GOAL ▸
Search the material for "JSON" and show all lines that contain it.

Data records:

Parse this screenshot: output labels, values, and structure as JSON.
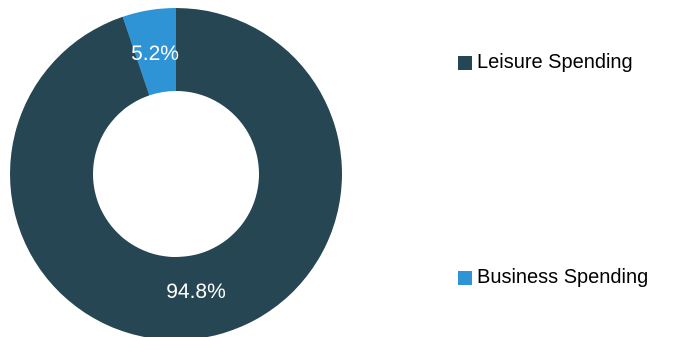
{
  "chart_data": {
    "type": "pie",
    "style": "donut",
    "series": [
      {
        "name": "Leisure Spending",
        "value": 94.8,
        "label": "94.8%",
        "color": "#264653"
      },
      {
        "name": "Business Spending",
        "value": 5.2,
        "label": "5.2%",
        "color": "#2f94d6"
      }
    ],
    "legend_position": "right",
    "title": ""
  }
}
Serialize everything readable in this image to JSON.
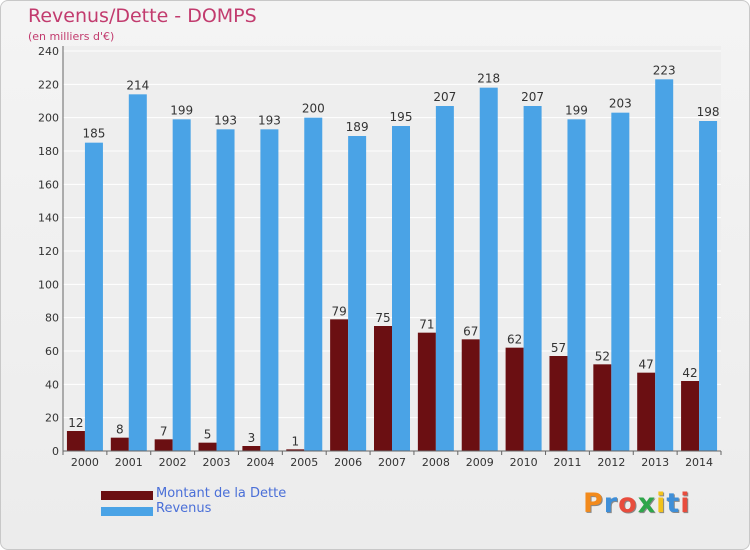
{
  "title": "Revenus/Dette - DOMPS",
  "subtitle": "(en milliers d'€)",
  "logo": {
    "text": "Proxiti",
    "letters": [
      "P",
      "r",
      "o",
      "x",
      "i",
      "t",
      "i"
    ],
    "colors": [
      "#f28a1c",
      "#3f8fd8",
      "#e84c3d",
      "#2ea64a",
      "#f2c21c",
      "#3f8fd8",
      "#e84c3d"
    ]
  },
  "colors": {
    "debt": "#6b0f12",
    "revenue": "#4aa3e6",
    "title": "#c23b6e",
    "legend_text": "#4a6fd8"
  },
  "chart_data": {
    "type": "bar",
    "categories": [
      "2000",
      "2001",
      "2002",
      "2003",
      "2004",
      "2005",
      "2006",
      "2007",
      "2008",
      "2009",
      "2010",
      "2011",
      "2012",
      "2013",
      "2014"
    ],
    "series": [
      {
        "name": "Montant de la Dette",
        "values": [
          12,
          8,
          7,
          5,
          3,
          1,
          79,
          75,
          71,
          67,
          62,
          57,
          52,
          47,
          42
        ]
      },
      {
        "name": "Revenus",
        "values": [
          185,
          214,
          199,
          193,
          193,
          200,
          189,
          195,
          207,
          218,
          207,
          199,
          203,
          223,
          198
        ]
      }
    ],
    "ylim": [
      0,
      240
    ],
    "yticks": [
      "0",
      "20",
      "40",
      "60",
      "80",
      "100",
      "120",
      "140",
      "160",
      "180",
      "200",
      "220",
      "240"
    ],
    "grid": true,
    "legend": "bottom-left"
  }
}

==

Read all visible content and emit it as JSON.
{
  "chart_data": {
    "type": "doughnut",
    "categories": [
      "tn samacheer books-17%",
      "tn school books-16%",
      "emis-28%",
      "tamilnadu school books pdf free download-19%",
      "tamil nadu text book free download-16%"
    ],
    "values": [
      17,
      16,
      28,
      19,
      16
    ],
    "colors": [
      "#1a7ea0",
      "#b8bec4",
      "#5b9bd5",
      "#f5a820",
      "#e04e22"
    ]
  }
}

--

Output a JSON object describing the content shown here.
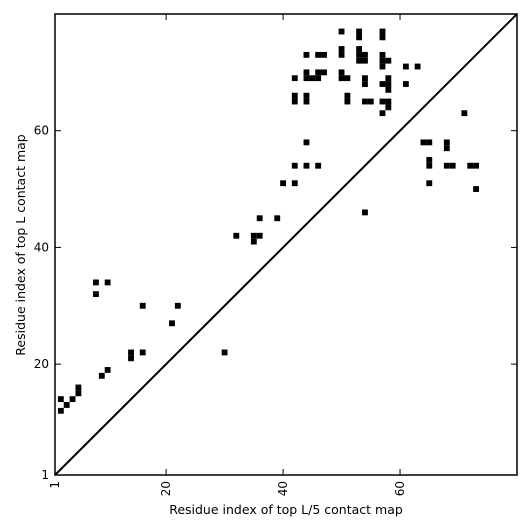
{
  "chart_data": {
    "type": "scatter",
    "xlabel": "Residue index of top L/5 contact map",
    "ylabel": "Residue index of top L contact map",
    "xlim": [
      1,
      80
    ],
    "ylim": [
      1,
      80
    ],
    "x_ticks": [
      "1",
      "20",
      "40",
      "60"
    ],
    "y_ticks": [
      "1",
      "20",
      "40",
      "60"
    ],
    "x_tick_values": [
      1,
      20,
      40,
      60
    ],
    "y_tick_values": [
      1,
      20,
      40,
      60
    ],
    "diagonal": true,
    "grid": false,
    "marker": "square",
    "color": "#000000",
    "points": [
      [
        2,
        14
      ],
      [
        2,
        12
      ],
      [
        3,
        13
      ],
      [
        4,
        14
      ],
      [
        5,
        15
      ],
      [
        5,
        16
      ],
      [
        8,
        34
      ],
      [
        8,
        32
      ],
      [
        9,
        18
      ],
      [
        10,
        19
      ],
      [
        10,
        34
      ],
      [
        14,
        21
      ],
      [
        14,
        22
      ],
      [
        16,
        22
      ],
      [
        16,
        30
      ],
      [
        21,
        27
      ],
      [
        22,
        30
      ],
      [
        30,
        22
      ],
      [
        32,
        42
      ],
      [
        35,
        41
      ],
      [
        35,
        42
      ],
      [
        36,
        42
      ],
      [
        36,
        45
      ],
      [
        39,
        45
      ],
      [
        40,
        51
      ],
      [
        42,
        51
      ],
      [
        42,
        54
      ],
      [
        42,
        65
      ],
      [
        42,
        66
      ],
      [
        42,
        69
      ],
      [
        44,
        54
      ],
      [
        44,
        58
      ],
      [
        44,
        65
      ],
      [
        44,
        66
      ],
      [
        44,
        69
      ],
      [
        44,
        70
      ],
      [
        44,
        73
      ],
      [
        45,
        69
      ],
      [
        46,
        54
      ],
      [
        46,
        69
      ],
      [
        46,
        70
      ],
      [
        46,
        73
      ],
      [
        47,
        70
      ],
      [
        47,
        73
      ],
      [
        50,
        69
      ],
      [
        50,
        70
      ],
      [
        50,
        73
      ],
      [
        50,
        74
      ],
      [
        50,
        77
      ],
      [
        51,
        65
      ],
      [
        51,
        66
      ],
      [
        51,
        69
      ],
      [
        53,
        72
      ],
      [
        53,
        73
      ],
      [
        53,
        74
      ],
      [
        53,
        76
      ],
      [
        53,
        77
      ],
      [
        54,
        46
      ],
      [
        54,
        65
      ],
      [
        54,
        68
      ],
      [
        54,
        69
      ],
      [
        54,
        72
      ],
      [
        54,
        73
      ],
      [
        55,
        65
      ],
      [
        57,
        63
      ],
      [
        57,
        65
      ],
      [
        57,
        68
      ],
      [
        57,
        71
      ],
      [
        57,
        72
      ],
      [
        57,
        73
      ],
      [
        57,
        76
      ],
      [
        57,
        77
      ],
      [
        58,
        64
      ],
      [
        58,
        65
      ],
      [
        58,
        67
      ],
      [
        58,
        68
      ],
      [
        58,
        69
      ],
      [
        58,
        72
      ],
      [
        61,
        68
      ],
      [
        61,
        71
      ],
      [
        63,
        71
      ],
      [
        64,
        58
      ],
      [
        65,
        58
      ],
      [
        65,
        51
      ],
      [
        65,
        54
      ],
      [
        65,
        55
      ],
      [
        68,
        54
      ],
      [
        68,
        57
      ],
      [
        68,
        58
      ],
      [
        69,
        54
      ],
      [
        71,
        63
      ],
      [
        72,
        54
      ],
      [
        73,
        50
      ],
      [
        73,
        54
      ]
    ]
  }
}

RESPONSE BELOW ▸
Parse this screenshot: output labels, values, and structure as JSON.
Serialize everything readable in this image to JSON.
Read all visible content and emit it as JSON.
Output a JSON object describing the content shown here.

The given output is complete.